_Given problem:_
What lines of the data hold the string "дизайнер"? Pull each one out.
--- Start Rows ---
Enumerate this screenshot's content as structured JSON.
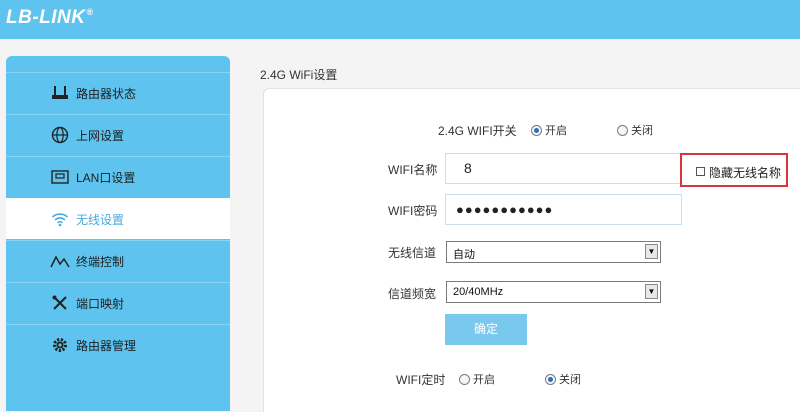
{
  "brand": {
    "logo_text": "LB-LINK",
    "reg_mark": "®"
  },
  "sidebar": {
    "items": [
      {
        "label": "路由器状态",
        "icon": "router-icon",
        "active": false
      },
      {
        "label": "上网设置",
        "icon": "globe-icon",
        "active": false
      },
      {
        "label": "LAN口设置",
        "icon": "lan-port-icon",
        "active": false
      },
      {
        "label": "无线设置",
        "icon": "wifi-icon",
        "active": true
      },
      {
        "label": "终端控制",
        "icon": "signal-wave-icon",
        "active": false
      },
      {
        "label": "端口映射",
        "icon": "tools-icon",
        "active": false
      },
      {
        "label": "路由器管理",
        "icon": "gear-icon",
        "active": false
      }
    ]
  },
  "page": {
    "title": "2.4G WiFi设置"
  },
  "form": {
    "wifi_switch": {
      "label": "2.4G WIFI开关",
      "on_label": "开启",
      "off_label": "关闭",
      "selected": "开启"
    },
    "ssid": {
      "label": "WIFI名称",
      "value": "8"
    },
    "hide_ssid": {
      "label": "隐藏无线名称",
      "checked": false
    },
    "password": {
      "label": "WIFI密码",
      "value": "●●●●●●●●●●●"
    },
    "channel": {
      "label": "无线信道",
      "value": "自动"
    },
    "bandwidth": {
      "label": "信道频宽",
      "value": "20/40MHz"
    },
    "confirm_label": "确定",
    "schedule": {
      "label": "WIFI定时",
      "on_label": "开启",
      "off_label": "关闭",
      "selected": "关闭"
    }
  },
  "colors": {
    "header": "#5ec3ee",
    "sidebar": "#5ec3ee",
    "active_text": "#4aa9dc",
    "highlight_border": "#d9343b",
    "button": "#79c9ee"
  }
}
--- End Rows ---
--- Start Rows ---
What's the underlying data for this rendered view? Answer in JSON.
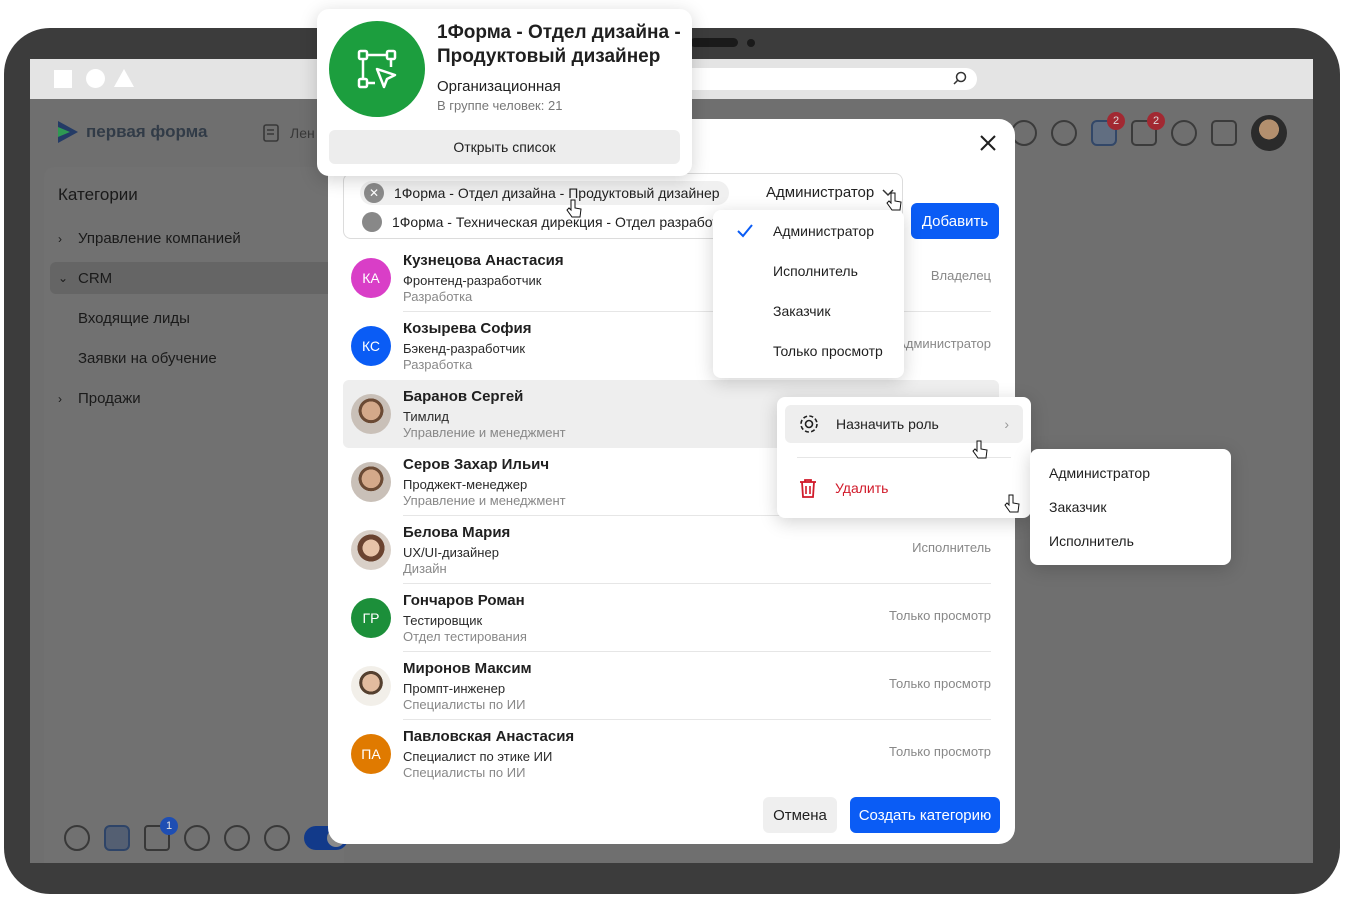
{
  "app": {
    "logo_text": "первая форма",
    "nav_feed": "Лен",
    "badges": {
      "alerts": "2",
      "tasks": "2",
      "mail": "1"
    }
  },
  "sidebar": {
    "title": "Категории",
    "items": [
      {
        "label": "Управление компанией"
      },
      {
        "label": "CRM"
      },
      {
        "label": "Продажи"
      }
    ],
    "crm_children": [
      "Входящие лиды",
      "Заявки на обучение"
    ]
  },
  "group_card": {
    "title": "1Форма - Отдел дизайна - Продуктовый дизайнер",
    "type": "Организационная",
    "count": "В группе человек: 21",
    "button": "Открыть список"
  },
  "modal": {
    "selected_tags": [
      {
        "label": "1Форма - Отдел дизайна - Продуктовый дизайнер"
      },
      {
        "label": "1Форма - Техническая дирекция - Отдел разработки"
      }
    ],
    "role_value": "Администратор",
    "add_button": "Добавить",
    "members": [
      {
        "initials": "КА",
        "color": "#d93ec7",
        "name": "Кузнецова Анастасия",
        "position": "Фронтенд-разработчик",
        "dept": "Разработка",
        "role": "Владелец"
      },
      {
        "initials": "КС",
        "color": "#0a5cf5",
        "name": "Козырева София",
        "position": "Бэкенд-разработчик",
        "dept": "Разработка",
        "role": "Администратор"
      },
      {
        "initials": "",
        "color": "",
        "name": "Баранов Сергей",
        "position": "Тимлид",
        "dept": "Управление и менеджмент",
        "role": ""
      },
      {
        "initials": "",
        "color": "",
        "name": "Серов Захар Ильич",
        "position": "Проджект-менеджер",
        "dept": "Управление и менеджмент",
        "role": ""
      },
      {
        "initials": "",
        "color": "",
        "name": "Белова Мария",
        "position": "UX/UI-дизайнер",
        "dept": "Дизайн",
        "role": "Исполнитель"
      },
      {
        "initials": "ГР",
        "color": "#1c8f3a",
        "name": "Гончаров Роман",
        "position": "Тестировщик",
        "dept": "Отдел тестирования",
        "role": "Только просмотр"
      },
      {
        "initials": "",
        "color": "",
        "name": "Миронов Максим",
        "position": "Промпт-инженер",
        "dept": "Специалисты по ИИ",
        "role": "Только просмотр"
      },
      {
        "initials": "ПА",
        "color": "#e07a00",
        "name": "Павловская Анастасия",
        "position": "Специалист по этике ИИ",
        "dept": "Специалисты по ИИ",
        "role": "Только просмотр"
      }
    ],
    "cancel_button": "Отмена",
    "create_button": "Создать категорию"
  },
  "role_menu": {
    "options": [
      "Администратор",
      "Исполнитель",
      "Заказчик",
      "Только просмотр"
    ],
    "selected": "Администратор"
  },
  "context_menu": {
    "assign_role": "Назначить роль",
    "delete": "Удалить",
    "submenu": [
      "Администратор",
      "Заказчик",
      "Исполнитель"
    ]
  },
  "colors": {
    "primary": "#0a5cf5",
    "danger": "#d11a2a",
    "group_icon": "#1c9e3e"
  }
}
--- End Rows ---
_Output for this task:_
    "title": "1Форма - Отдел дизайна - Продуктовый дизайнер",
        "label": "1Форма - Отдел дизайна - Продуктовый дизайнер"
        "position": "UX/UI-дизайнер",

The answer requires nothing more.